[Start of Data to process]

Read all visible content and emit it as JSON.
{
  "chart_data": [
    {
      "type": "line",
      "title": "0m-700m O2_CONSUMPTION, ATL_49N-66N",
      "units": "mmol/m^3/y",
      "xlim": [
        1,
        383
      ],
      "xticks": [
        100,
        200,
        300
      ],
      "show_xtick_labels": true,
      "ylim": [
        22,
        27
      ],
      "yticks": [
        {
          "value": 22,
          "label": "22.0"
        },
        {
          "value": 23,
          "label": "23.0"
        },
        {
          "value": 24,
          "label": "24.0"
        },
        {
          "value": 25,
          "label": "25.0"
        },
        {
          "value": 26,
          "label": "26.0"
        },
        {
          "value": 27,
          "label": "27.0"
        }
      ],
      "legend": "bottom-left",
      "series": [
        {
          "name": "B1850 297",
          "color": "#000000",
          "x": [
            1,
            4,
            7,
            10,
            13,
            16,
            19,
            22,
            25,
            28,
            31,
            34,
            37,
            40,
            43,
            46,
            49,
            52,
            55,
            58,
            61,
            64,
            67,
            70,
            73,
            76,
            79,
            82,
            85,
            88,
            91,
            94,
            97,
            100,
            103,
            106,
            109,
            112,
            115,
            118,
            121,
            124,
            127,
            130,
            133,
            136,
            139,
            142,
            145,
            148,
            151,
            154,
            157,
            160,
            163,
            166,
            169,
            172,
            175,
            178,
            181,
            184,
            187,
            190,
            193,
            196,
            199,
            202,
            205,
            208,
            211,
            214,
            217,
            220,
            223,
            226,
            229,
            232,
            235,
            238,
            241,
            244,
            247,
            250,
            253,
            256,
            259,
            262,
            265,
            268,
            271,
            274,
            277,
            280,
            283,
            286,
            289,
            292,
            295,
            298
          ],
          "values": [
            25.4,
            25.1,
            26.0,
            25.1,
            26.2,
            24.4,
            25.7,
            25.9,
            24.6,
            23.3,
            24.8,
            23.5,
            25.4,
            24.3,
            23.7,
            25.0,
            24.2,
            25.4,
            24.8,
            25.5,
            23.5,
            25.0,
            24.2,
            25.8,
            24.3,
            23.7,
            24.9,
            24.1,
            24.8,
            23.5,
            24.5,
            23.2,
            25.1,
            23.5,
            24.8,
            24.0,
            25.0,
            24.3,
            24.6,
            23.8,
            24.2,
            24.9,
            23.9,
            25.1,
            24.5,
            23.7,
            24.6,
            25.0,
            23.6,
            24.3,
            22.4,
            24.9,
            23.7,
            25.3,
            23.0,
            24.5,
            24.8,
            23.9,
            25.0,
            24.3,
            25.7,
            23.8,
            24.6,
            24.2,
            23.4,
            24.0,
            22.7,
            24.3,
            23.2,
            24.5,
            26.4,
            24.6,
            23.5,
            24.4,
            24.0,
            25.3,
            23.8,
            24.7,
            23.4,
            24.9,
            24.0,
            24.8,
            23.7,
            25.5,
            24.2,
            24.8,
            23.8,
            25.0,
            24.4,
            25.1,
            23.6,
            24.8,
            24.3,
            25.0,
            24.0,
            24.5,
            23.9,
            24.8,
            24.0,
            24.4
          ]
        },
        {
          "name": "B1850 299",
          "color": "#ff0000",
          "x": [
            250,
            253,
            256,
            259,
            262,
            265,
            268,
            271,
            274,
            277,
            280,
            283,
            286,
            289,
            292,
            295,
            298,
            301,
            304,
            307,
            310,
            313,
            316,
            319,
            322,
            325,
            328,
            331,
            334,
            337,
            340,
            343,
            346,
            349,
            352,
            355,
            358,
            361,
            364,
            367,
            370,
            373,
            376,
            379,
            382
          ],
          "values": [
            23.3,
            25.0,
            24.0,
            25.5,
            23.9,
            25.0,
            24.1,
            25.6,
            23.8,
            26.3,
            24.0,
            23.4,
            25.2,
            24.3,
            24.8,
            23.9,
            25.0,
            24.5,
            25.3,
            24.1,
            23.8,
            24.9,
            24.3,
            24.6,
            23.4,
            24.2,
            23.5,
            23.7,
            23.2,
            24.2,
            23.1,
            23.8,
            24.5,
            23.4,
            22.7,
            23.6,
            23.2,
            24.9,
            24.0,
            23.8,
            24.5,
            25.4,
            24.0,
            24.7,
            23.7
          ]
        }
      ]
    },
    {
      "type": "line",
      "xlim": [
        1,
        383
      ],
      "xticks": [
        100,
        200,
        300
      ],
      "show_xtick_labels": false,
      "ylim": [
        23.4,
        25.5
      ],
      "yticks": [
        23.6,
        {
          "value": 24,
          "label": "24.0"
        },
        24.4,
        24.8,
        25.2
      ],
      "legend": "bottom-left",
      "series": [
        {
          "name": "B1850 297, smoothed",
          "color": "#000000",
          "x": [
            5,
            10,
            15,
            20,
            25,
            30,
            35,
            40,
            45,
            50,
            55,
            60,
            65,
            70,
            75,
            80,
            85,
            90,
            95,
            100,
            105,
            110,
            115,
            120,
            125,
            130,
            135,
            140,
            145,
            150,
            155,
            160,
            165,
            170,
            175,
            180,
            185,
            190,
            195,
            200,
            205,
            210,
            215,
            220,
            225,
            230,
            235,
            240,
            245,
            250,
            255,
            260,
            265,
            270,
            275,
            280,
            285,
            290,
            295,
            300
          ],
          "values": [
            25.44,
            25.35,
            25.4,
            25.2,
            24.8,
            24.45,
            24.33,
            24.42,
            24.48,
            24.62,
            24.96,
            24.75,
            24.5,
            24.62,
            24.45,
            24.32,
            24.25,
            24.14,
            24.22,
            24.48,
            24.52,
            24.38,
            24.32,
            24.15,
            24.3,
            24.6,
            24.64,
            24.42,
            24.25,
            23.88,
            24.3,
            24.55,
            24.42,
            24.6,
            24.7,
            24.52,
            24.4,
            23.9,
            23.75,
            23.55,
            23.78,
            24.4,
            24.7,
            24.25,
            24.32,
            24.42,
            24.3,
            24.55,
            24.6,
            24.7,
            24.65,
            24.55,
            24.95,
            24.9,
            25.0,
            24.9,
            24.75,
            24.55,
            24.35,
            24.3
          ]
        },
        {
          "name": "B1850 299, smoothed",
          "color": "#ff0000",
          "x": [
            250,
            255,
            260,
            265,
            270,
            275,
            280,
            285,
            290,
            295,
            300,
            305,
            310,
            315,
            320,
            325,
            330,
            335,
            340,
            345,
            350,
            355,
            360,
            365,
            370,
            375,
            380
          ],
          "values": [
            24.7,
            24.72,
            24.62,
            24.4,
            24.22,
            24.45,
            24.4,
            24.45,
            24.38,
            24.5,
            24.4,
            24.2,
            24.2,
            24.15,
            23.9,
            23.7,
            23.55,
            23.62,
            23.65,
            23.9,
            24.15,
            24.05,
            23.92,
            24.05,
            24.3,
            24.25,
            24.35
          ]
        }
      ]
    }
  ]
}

[End of Data to process]

§ What the task requires:
Please restate the data word for word, every record included.

§ Result of the exercise:
Read all visible content and emit it as JSON.
{
  "chart_data": [
    {
      "type": "line",
      "title": "0m-700m O2_CONSUMPTION, ATL_49N-66N",
      "units": "mmol/m^3/y",
      "xlim": [
        1,
        383
      ],
      "xticks": [
        100,
        200,
        300
      ],
      "show_xtick_labels": true,
      "ylim": [
        22,
        27
      ],
      "yticks": [
        {
          "value": 22,
          "label": "22.0"
        },
        {
          "value": 23,
          "label": "23.0"
        },
        {
          "value": 24,
          "label": "24.0"
        },
        {
          "value": 25,
          "label": "25.0"
        },
        {
          "value": 26,
          "label": "26.0"
        },
        {
          "value": 27,
          "label": "27.0"
        }
      ],
      "legend": "bottom-left",
      "series": [
        {
          "name": "B1850 297",
          "color": "#000000",
          "x": [
            1,
            4,
            7,
            10,
            13,
            16,
            19,
            22,
            25,
            28,
            31,
            34,
            37,
            40,
            43,
            46,
            49,
            52,
            55,
            58,
            61,
            64,
            67,
            70,
            73,
            76,
            79,
            82,
            85,
            88,
            91,
            94,
            97,
            100,
            103,
            106,
            109,
            112,
            115,
            118,
            121,
            124,
            127,
            130,
            133,
            136,
            139,
            142,
            145,
            148,
            151,
            154,
            157,
            160,
            163,
            166,
            169,
            172,
            175,
            178,
            181,
            184,
            187,
            190,
            193,
            196,
            199,
            202,
            205,
            208,
            211,
            214,
            217,
            220,
            223,
            226,
            229,
            232,
            235,
            238,
            241,
            244,
            247,
            250,
            253,
            256,
            259,
            262,
            265,
            268,
            271,
            274,
            277,
            280,
            283,
            286,
            289,
            292,
            295,
            298
          ],
          "values": [
            25.4,
            25.1,
            26.0,
            25.1,
            26.2,
            24.4,
            25.7,
            25.9,
            24.6,
            23.3,
            24.8,
            23.5,
            25.4,
            24.3,
            23.7,
            25.0,
            24.2,
            25.4,
            24.8,
            25.5,
            23.5,
            25.0,
            24.2,
            25.8,
            24.3,
            23.7,
            24.9,
            24.1,
            24.8,
            23.5,
            24.5,
            23.2,
            25.1,
            23.5,
            24.8,
            24.0,
            25.0,
            24.3,
            24.6,
            23.8,
            24.2,
            24.9,
            23.9,
            25.1,
            24.5,
            23.7,
            24.6,
            25.0,
            23.6,
            24.3,
            22.4,
            24.9,
            23.7,
            25.3,
            23.0,
            24.5,
            24.8,
            23.9,
            25.0,
            24.3,
            25.7,
            23.8,
            24.6,
            24.2,
            23.4,
            24.0,
            22.7,
            24.3,
            23.2,
            24.5,
            26.4,
            24.6,
            23.5,
            24.4,
            24.0,
            25.3,
            23.8,
            24.7,
            23.4,
            24.9,
            24.0,
            24.8,
            23.7,
            25.5,
            24.2,
            24.8,
            23.8,
            25.0,
            24.4,
            25.1,
            23.6,
            24.8,
            24.3,
            25.0,
            24.0,
            24.5,
            23.9,
            24.8,
            24.0,
            24.4
          ]
        },
        {
          "name": "B1850 299",
          "color": "#ff0000",
          "x": [
            250,
            253,
            256,
            259,
            262,
            265,
            268,
            271,
            274,
            277,
            280,
            283,
            286,
            289,
            292,
            295,
            298,
            301,
            304,
            307,
            310,
            313,
            316,
            319,
            322,
            325,
            328,
            331,
            334,
            337,
            340,
            343,
            346,
            349,
            352,
            355,
            358,
            361,
            364,
            367,
            370,
            373,
            376,
            379,
            382
          ],
          "values": [
            23.3,
            25.0,
            24.0,
            25.5,
            23.9,
            25.0,
            24.1,
            25.6,
            23.8,
            26.3,
            24.0,
            23.4,
            25.2,
            24.3,
            24.8,
            23.9,
            25.0,
            24.5,
            25.3,
            24.1,
            23.8,
            24.9,
            24.3,
            24.6,
            23.4,
            24.2,
            23.5,
            23.7,
            23.2,
            24.2,
            23.1,
            23.8,
            24.5,
            23.4,
            22.7,
            23.6,
            23.2,
            24.9,
            24.0,
            23.8,
            24.5,
            25.4,
            24.0,
            24.7,
            23.7
          ]
        }
      ]
    },
    {
      "type": "line",
      "xlim": [
        1,
        383
      ],
      "xticks": [
        100,
        200,
        300
      ],
      "show_xtick_labels": false,
      "ylim": [
        23.4,
        25.5
      ],
      "yticks": [
        23.6,
        {
          "value": 24,
          "label": "24.0"
        },
        24.4,
        24.8,
        25.2
      ],
      "legend": "bottom-left",
      "series": [
        {
          "name": "B1850 297, smoothed",
          "color": "#000000",
          "x": [
            5,
            10,
            15,
            20,
            25,
            30,
            35,
            40,
            45,
            50,
            55,
            60,
            65,
            70,
            75,
            80,
            85,
            90,
            95,
            100,
            105,
            110,
            115,
            120,
            125,
            130,
            135,
            140,
            145,
            150,
            155,
            160,
            165,
            170,
            175,
            180,
            185,
            190,
            195,
            200,
            205,
            210,
            215,
            220,
            225,
            230,
            235,
            240,
            245,
            250,
            255,
            260,
            265,
            270,
            275,
            280,
            285,
            290,
            295,
            300
          ],
          "values": [
            25.44,
            25.35,
            25.4,
            25.2,
            24.8,
            24.45,
            24.33,
            24.42,
            24.48,
            24.62,
            24.96,
            24.75,
            24.5,
            24.62,
            24.45,
            24.32,
            24.25,
            24.14,
            24.22,
            24.48,
            24.52,
            24.38,
            24.32,
            24.15,
            24.3,
            24.6,
            24.64,
            24.42,
            24.25,
            23.88,
            24.3,
            24.55,
            24.42,
            24.6,
            24.7,
            24.52,
            24.4,
            23.9,
            23.75,
            23.55,
            23.78,
            24.4,
            24.7,
            24.25,
            24.32,
            24.42,
            24.3,
            24.55,
            24.6,
            24.7,
            24.65,
            24.55,
            24.95,
            24.9,
            25.0,
            24.9,
            24.75,
            24.55,
            24.35,
            24.3
          ]
        },
        {
          "name": "B1850 299, smoothed",
          "color": "#ff0000",
          "x": [
            250,
            255,
            260,
            265,
            270,
            275,
            280,
            285,
            290,
            295,
            300,
            305,
            310,
            315,
            320,
            325,
            330,
            335,
            340,
            345,
            350,
            355,
            360,
            365,
            370,
            375,
            380
          ],
          "values": [
            24.7,
            24.72,
            24.62,
            24.4,
            24.22,
            24.45,
            24.4,
            24.45,
            24.38,
            24.5,
            24.4,
            24.2,
            24.2,
            24.15,
            23.9,
            23.7,
            23.55,
            23.62,
            23.65,
            23.9,
            24.15,
            24.05,
            23.92,
            24.05,
            24.3,
            24.25,
            24.35
          ]
        }
      ]
    }
  ]
}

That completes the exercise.